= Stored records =
··········
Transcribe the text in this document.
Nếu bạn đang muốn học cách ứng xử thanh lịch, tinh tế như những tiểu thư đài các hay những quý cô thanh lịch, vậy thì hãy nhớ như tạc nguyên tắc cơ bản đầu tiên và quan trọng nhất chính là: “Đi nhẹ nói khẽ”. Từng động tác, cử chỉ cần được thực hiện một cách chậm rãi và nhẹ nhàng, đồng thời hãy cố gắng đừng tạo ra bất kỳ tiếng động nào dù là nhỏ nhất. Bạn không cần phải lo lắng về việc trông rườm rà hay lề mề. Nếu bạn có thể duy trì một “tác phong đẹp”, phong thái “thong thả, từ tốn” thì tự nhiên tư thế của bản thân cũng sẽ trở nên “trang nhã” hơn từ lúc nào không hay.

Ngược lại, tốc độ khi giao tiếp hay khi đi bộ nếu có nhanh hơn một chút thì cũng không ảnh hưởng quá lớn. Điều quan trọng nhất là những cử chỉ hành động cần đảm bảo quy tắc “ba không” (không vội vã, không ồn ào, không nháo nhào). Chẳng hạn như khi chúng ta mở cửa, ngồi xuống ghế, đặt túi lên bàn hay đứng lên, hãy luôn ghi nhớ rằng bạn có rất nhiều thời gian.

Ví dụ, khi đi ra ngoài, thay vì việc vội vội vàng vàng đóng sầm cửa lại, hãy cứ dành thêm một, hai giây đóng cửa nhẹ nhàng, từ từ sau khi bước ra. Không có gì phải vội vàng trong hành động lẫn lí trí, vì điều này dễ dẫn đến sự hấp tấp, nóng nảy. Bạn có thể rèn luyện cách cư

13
··········
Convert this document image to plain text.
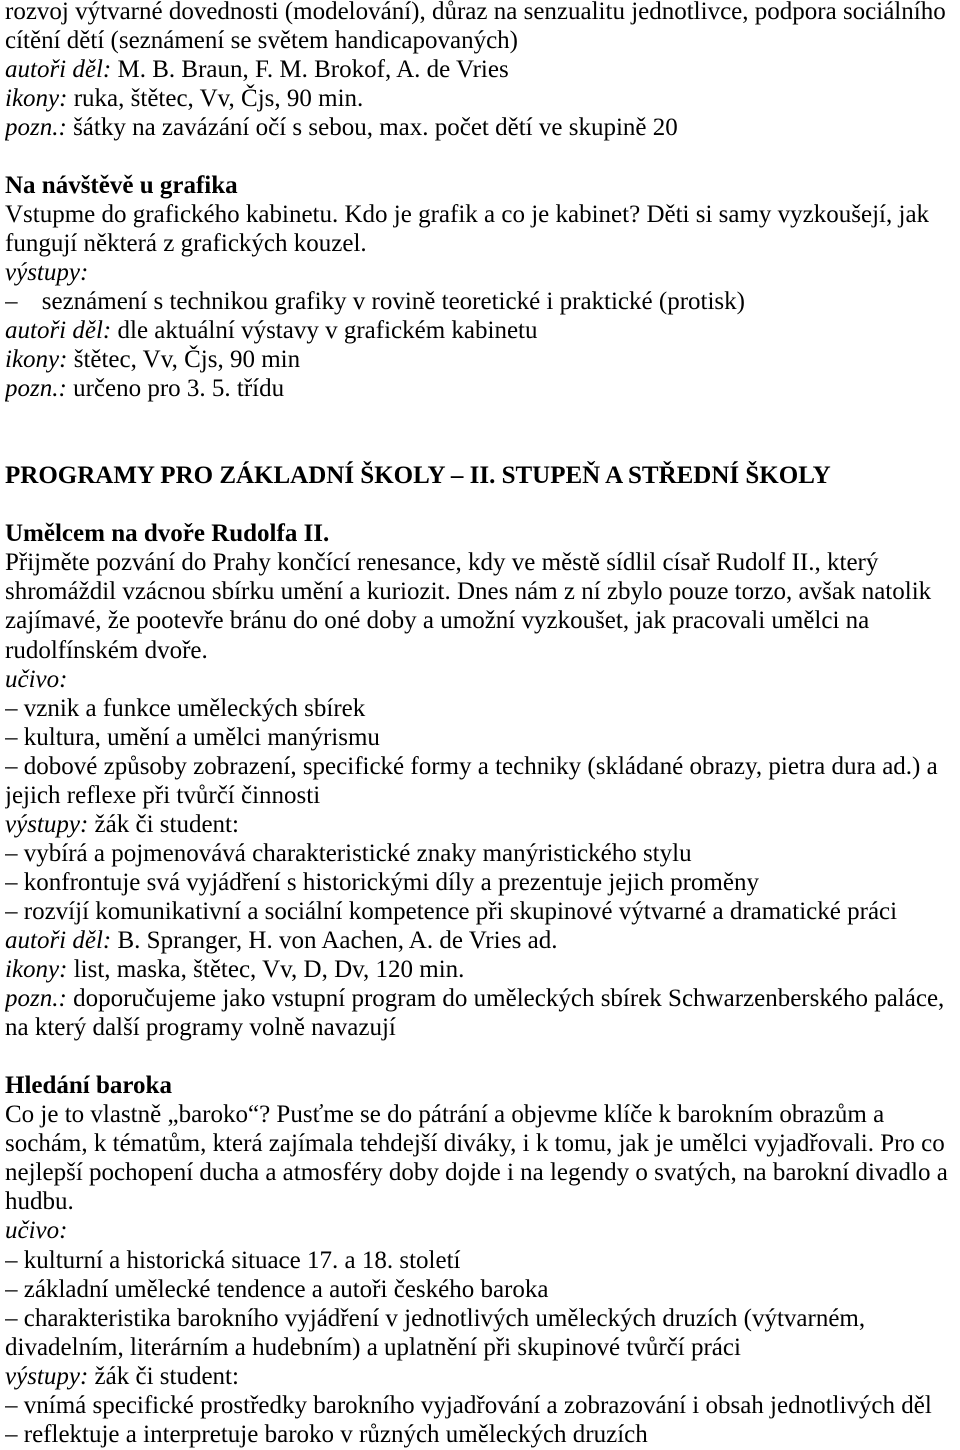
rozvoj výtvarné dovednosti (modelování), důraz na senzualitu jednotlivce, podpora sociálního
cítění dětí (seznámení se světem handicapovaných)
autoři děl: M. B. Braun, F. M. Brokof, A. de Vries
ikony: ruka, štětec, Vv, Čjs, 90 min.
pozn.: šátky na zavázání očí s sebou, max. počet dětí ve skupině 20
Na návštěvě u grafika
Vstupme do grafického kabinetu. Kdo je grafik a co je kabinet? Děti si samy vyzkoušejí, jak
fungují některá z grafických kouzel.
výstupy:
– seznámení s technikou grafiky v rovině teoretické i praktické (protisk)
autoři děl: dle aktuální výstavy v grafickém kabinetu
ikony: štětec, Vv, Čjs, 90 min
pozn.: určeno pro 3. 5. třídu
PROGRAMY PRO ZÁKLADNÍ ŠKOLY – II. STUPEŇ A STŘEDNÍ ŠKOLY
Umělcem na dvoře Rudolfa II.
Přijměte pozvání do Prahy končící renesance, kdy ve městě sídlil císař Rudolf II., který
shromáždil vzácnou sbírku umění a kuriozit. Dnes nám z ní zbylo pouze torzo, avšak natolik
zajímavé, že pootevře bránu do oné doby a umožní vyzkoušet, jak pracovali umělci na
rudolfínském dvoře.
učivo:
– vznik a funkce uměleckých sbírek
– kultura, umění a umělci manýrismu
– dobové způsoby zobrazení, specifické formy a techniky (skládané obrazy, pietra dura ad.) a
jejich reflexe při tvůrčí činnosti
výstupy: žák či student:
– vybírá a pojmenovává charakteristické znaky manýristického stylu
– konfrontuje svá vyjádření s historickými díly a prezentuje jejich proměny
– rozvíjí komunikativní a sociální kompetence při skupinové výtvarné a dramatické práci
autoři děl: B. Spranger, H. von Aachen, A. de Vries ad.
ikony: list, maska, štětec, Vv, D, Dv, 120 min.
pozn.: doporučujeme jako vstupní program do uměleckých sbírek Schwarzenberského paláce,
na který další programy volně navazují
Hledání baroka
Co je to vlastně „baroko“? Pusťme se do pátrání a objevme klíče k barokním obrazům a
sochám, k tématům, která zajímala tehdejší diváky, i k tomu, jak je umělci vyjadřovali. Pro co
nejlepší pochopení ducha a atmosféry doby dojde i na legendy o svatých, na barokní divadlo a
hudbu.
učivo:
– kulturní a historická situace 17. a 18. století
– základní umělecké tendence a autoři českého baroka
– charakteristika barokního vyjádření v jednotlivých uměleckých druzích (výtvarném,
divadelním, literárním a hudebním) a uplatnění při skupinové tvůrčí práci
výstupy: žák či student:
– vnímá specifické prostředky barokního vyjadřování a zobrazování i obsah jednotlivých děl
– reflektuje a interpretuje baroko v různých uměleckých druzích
··········
= What to do =
Copy out the lines that hold "seznámení".

= Reply to the exercise =
cítění dětí (seznámení se světem handicapovaných)
– seznámení s technikou grafiky v rovině teoretické i praktické (protisk)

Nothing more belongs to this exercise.